▶ SET PROBLEM: Look below and pull out each line with the word "holy".

--- BEGIN RECORD EXCERPTS ---

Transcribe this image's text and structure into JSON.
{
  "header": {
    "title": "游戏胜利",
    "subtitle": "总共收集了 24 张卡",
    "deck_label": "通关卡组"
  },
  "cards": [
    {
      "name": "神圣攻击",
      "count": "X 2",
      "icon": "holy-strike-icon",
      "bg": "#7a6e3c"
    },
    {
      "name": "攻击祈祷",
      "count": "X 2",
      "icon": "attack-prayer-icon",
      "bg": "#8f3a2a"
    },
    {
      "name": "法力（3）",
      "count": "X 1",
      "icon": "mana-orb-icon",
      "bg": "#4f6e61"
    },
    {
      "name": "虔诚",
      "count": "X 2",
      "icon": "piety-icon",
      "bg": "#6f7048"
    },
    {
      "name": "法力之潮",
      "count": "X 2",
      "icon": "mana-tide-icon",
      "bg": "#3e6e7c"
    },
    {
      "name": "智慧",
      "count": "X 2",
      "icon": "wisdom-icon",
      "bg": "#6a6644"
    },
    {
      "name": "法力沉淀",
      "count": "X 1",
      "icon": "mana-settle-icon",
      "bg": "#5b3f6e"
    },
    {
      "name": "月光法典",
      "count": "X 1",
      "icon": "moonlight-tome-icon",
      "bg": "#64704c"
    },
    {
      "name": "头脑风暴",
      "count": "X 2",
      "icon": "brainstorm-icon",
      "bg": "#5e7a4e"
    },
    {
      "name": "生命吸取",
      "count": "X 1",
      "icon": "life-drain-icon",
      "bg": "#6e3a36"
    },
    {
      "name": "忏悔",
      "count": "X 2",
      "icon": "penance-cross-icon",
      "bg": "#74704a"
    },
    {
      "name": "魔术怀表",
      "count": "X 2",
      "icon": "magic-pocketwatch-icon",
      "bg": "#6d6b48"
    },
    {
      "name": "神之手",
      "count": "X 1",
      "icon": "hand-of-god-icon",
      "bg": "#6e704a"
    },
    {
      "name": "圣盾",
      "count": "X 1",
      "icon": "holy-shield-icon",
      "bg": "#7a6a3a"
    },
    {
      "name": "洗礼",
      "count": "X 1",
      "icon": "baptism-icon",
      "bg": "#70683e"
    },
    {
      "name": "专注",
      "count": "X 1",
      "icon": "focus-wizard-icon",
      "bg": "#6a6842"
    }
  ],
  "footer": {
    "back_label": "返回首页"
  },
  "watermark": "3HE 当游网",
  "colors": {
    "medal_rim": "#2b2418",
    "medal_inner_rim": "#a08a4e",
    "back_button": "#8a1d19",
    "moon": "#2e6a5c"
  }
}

--- END RECORD EXCERPTS ---

▶ SOLVED PROBLEM:
      "icon": "holy-strike-icon",
      "icon": "holy-shield-icon",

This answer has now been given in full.